▶ _REQUIREMENT_
Transcribe every entry word for word, but skip the images.

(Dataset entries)
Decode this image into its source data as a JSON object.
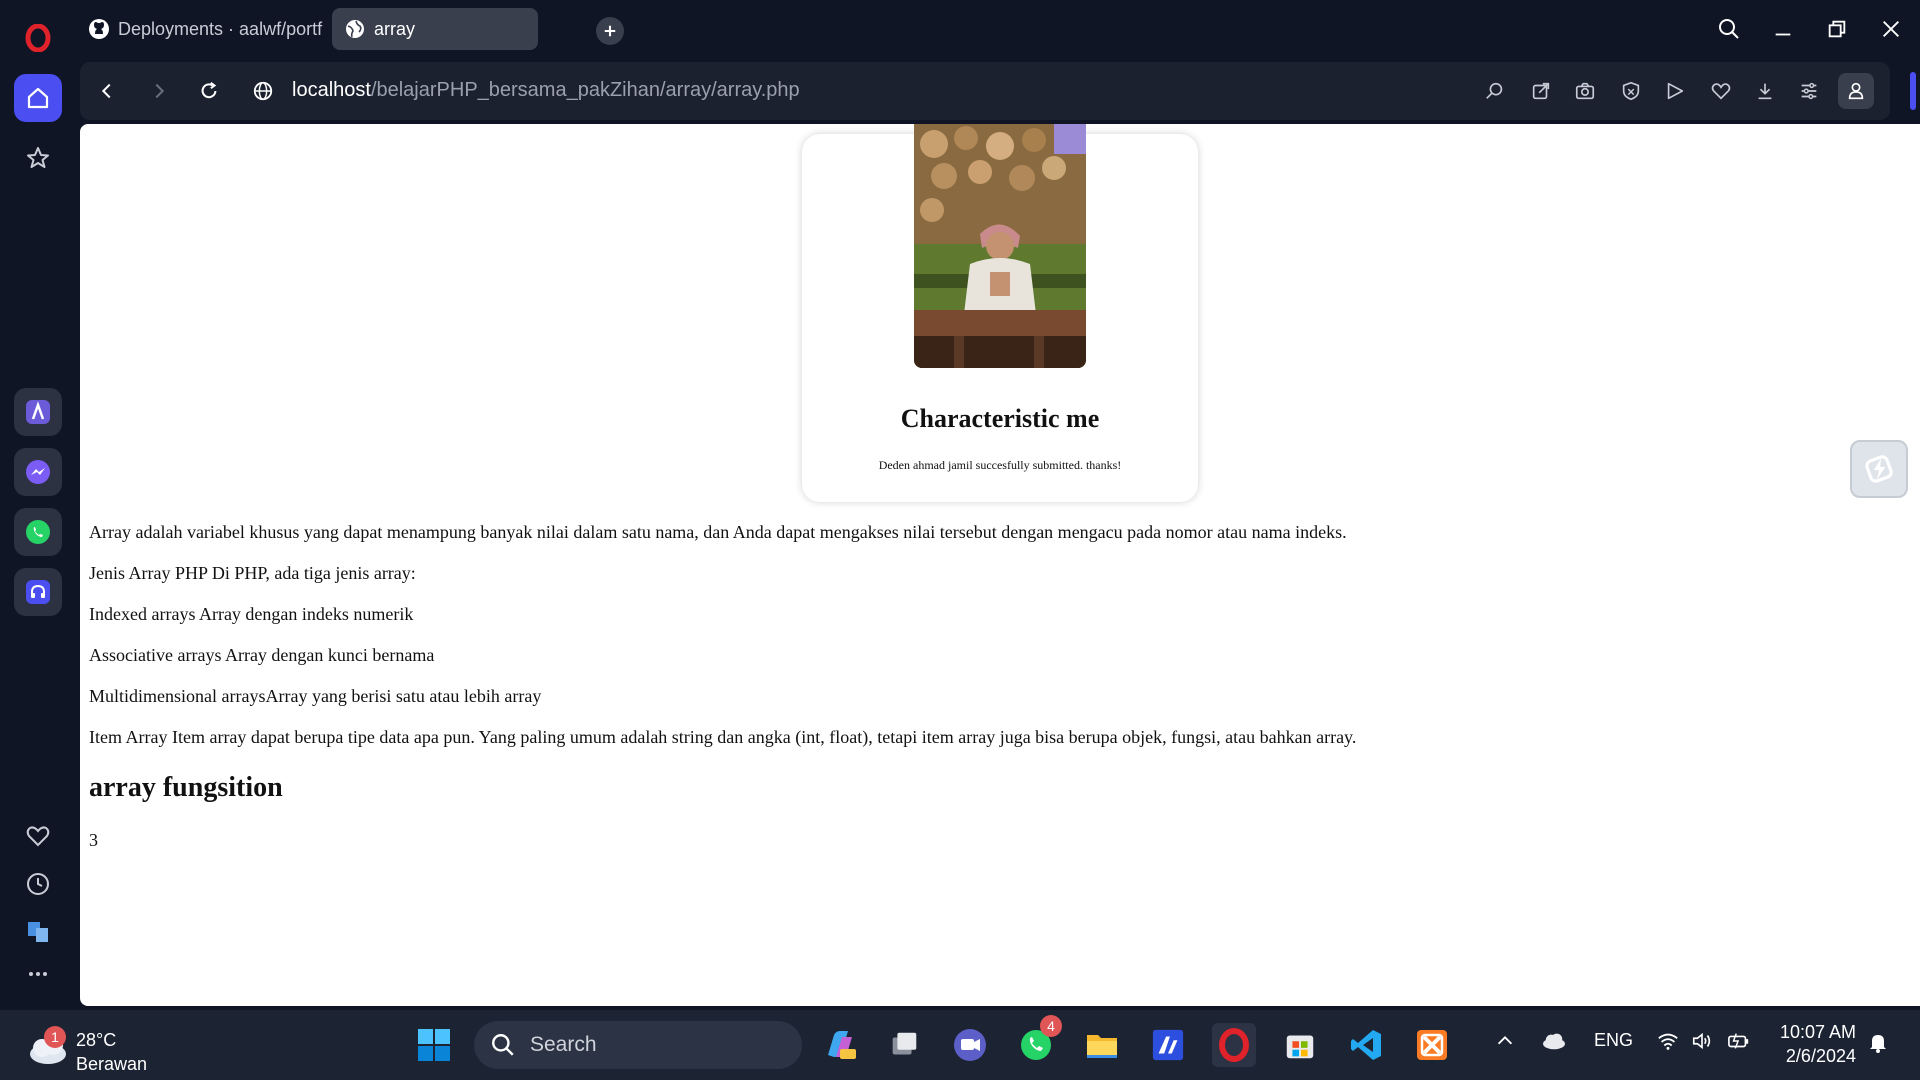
{
  "browser": {
    "tabs": [
      {
        "title": "Deployments · aalwf/portf",
        "icon": "github-icon",
        "active": false
      },
      {
        "title": "array",
        "icon": "globe-icon",
        "active": true
      }
    ],
    "url_host": "localhost",
    "url_path": "/belajarPHP_bersama_pakZihan/array/array.php"
  },
  "card": {
    "title": "Characteristic me",
    "subtitle": "Deden ahmad jamil succesfully submitted. thanks!"
  },
  "content": {
    "paragraphs": [
      "Array adalah variabel khusus yang dapat menampung banyak nilai dalam satu nama, dan Anda dapat mengakses nilai tersebut dengan mengacu pada nomor atau nama indeks.",
      "Jenis Array PHP Di PHP, ada tiga jenis array:",
      "Indexed arrays Array dengan indeks numerik",
      "Associative arrays Array dengan kunci bernama",
      "Multidimensional arraysArray yang berisi satu atau lebih array",
      "Item Array Item array dapat berupa tipe data apa pun. Yang paling umum adalah string dan angka (int, float), tetapi item array juga bisa berupa objek, fungsi, atau bahkan array."
    ],
    "heading": "array fungsition",
    "result": "3"
  },
  "taskbar": {
    "weather_temp": "28°C",
    "weather_desc": "Berawan",
    "weather_badge": "1",
    "search_placeholder": "Search",
    "whatsapp_badge": "4",
    "language": "ENG",
    "time": "10:07 AM",
    "date": "2/6/2024"
  },
  "colors": {
    "accent": "#4b4ef0",
    "browser_bg": "#0f1524",
    "opera_red": "#e0222a"
  }
}
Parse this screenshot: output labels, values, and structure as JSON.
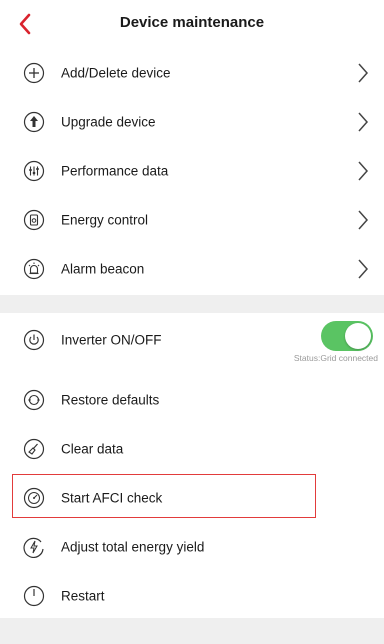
{
  "header": {
    "title": "Device maintenance",
    "back_icon": "chevron-left-icon",
    "accent_color": "#d9232e"
  },
  "group1": {
    "items": [
      {
        "label": "Add/Delete device",
        "icon": "plus-circle-icon"
      },
      {
        "label": "Upgrade device",
        "icon": "upgrade-arrow-icon"
      },
      {
        "label": "Performance data",
        "icon": "sliders-icon"
      },
      {
        "label": "Energy control",
        "icon": "energy-control-icon"
      },
      {
        "label": "Alarm beacon",
        "icon": "alarm-beacon-icon"
      }
    ]
  },
  "group2": {
    "inverter": {
      "label": "Inverter ON/OFF",
      "icon": "power-icon",
      "toggle_on": true,
      "toggle_color": "#5ac463",
      "status": "Status:Grid connected"
    },
    "items": [
      {
        "label": "Restore defaults",
        "icon": "restore-icon"
      },
      {
        "label": "Clear data",
        "icon": "clear-data-icon"
      },
      {
        "label": "Start AFCI check",
        "icon": "afci-check-icon",
        "highlighted": true
      },
      {
        "label": "Adjust total energy yield",
        "icon": "energy-yield-icon"
      },
      {
        "label": "Restart",
        "icon": "restart-icon"
      }
    ]
  },
  "highlight_color": "#e23b3b"
}
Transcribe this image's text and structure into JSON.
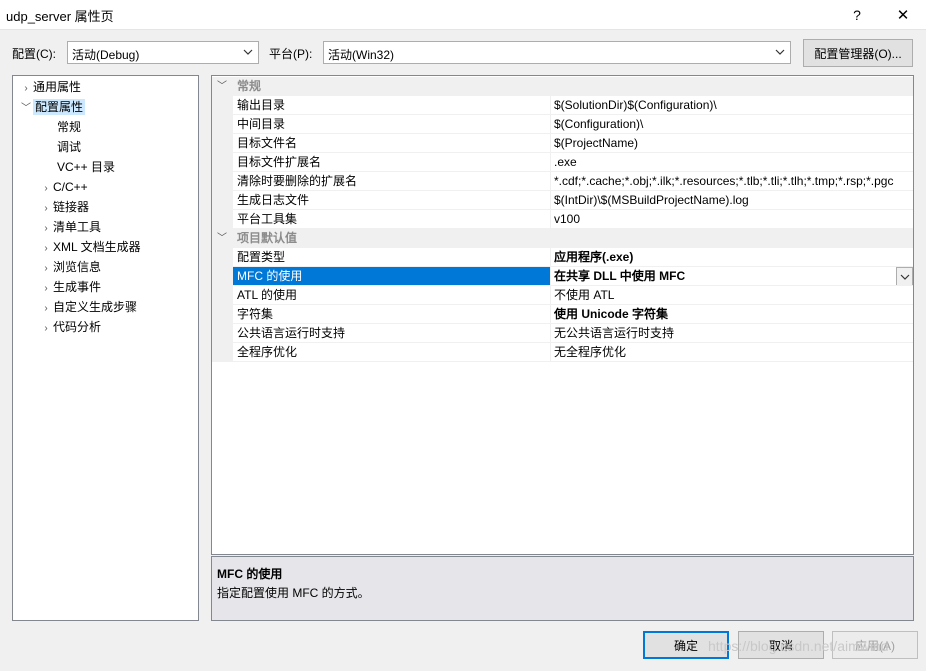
{
  "window": {
    "title": "udp_server 属性页",
    "help": "?",
    "close": "✕"
  },
  "toolbar": {
    "config_label": "配置(C):",
    "config_value": "活动(Debug)",
    "platform_label": "平台(P):",
    "platform_value": "活动(Win32)",
    "config_manager": "配置管理器(O)..."
  },
  "tree": [
    {
      "label": "通用属性",
      "expander": "right"
    },
    {
      "label": "配置属性",
      "expander": "down",
      "selected": true
    },
    {
      "label": "常规"
    },
    {
      "label": "调试"
    },
    {
      "label": "VC++ 目录"
    },
    {
      "label": "C/C++",
      "expander": "right"
    },
    {
      "label": "链接器",
      "expander": "right"
    },
    {
      "label": "清单工具",
      "expander": "right"
    },
    {
      "label": "XML 文档生成器",
      "expander": "right"
    },
    {
      "label": "浏览信息",
      "expander": "right"
    },
    {
      "label": "生成事件",
      "expander": "right"
    },
    {
      "label": "自定义生成步骤",
      "expander": "right"
    },
    {
      "label": "代码分析",
      "expander": "right"
    }
  ],
  "grid": {
    "cat1": "常规",
    "general": [
      {
        "name": "输出目录",
        "value": "$(SolutionDir)$(Configuration)\\"
      },
      {
        "name": "中间目录",
        "value": "$(Configuration)\\"
      },
      {
        "name": "目标文件名",
        "value": "$(ProjectName)"
      },
      {
        "name": "目标文件扩展名",
        "value": ".exe"
      },
      {
        "name": "清除时要删除的扩展名",
        "value": "*.cdf;*.cache;*.obj;*.ilk;*.resources;*.tlb;*.tli;*.tlh;*.tmp;*.rsp;*.pgc"
      },
      {
        "name": "生成日志文件",
        "value": "$(IntDir)\\$(MSBuildProjectName).log"
      },
      {
        "name": "平台工具集",
        "value": "v100"
      }
    ],
    "cat2": "项目默认值",
    "defaults": [
      {
        "name": "配置类型",
        "value": "应用程序(.exe)",
        "bold": true
      },
      {
        "name": "MFC 的使用",
        "value": "在共享 DLL 中使用 MFC",
        "bold": true,
        "selected": true
      },
      {
        "name": "ATL 的使用",
        "value": "不使用 ATL"
      },
      {
        "name": "字符集",
        "value": "使用 Unicode 字符集",
        "bold": true
      },
      {
        "name": "公共语言运行时支持",
        "value": "无公共语言运行时支持"
      },
      {
        "name": "全程序优化",
        "value": "无全程序优化"
      }
    ]
  },
  "description": {
    "title": "MFC 的使用",
    "text": "指定配置使用 MFC 的方式。"
  },
  "buttons": {
    "ok": "确定",
    "cancel": "取消",
    "apply": "应用(A)"
  },
  "watermark": "https://blog.csdn.net/aimwind",
  "colors": {
    "accent": "#0078d7",
    "tree_selected": "#cce8ff",
    "desc_bg": "#e6e6ea"
  }
}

▶ _SOLUTION FOR THIS PROBLEM_
Decode this image into its source data as a JSON object.
{
  "browser": {
    "tabs": [
      {
        "title": "Deployments · aalwf/portf",
        "icon": "github-icon",
        "active": false
      },
      {
        "title": "array",
        "icon": "globe-icon",
        "active": true
      }
    ],
    "url_host": "localhost",
    "url_path": "/belajarPHP_bersama_pakZihan/array/array.php"
  },
  "card": {
    "title": "Characteristic me",
    "subtitle": "Deden ahmad jamil succesfully submitted. thanks!"
  },
  "content": {
    "paragraphs": [
      "Array adalah variabel khusus yang dapat menampung banyak nilai dalam satu nama, dan Anda dapat mengakses nilai tersebut dengan mengacu pada nomor atau nama indeks.",
      "Jenis Array PHP Di PHP, ada tiga jenis array:",
      "Indexed arrays Array dengan indeks numerik",
      "Associative arrays Array dengan kunci bernama",
      "Multidimensional arraysArray yang berisi satu atau lebih array",
      "Item Array Item array dapat berupa tipe data apa pun. Yang paling umum adalah string dan angka (int, float), tetapi item array juga bisa berupa objek, fungsi, atau bahkan array."
    ],
    "heading": "array fungsition",
    "result": "3"
  },
  "taskbar": {
    "weather_temp": "28°C",
    "weather_desc": "Berawan",
    "weather_badge": "1",
    "search_placeholder": "Search",
    "whatsapp_badge": "4",
    "language": "ENG",
    "time": "10:07 AM",
    "date": "2/6/2024"
  },
  "colors": {
    "accent": "#4b4ef0",
    "browser_bg": "#0f1524",
    "opera_red": "#e0222a"
  }
}
Parse this screenshot: output labels, values, and structure as JSON.
{
  "header": {
    "title": "Device maintenance",
    "back_icon": "chevron-left-icon",
    "accent_color": "#d9232e"
  },
  "group1": {
    "items": [
      {
        "label": "Add/Delete device",
        "icon": "plus-circle-icon"
      },
      {
        "label": "Upgrade device",
        "icon": "upgrade-arrow-icon"
      },
      {
        "label": "Performance data",
        "icon": "sliders-icon"
      },
      {
        "label": "Energy control",
        "icon": "energy-control-icon"
      },
      {
        "label": "Alarm beacon",
        "icon": "alarm-beacon-icon"
      }
    ]
  },
  "group2": {
    "inverter": {
      "label": "Inverter ON/OFF",
      "icon": "power-icon",
      "toggle_on": true,
      "toggle_color": "#5ac463",
      "status": "Status:Grid connected"
    },
    "items": [
      {
        "label": "Restore defaults",
        "icon": "restore-icon"
      },
      {
        "label": "Clear data",
        "icon": "clear-data-icon"
      },
      {
        "label": "Start AFCI check",
        "icon": "afci-check-icon",
        "highlighted": true
      },
      {
        "label": "Adjust total energy yield",
        "icon": "energy-yield-icon"
      },
      {
        "label": "Restart",
        "icon": "restart-icon"
      }
    ]
  },
  "highlight_color": "#e23b3b"
}
Transcribe this image's text and structure into JSON.
{
  "window": {
    "title": "udp_server 属性页",
    "help": "?",
    "close": "✕"
  },
  "toolbar": {
    "config_label": "配置(C):",
    "config_value": "活动(Debug)",
    "platform_label": "平台(P):",
    "platform_value": "活动(Win32)",
    "config_manager": "配置管理器(O)..."
  },
  "tree": [
    {
      "label": "通用属性",
      "expander": "right"
    },
    {
      "label": "配置属性",
      "expander": "down",
      "selected": true
    },
    {
      "label": "常规"
    },
    {
      "label": "调试"
    },
    {
      "label": "VC++ 目录"
    },
    {
      "label": "C/C++",
      "expander": "right"
    },
    {
      "label": "链接器",
      "expander": "right"
    },
    {
      "label": "清单工具",
      "expander": "right"
    },
    {
      "label": "XML 文档生成器",
      "expander": "right"
    },
    {
      "label": "浏览信息",
      "expander": "right"
    },
    {
      "label": "生成事件",
      "expander": "right"
    },
    {
      "label": "自定义生成步骤",
      "expander": "right"
    },
    {
      "label": "代码分析",
      "expander": "right"
    }
  ],
  "grid": {
    "cat1": "常规",
    "general": [
      {
        "name": "输出目录",
        "value": "$(SolutionDir)$(Configuration)\\"
      },
      {
        "name": "中间目录",
        "value": "$(Configuration)\\"
      },
      {
        "name": "目标文件名",
        "value": "$(ProjectName)"
      },
      {
        "name": "目标文件扩展名",
        "value": ".exe"
      },
      {
        "name": "清除时要删除的扩展名",
        "value": "*.cdf;*.cache;*.obj;*.ilk;*.resources;*.tlb;*.tli;*.tlh;*.tmp;*.rsp;*.pgc"
      },
      {
        "name": "生成日志文件",
        "value": "$(IntDir)\\$(MSBuildProjectName).log"
      },
      {
        "name": "平台工具集",
        "value": "v100"
      }
    ],
    "cat2": "项目默认值",
    "defaults": [
      {
        "name": "配置类型",
        "value": "应用程序(.exe)",
        "bold": true
      },
      {
        "name": "MFC 的使用",
        "value": "在共享 DLL 中使用 MFC",
        "bold": true,
        "selected": true
      },
      {
        "name": "ATL 的使用",
        "value": "不使用 ATL"
      },
      {
        "name": "字符集",
        "value": "使用 Unicode 字符集",
        "bold": true
      },
      {
        "name": "公共语言运行时支持",
        "value": "无公共语言运行时支持"
      },
      {
        "name": "全程序优化",
        "value": "无全程序优化"
      }
    ]
  },
  "description": {
    "title": "MFC 的使用",
    "text": "指定配置使用 MFC 的方式。"
  },
  "buttons": {
    "ok": "确定",
    "cancel": "取消",
    "apply": "应用(A)"
  },
  "watermark": "https://blog.csdn.net/aimwind",
  "colors": {
    "accent": "#0078d7",
    "tree_selected": "#cce8ff",
    "desc_bg": "#e6e6ea"
  }
}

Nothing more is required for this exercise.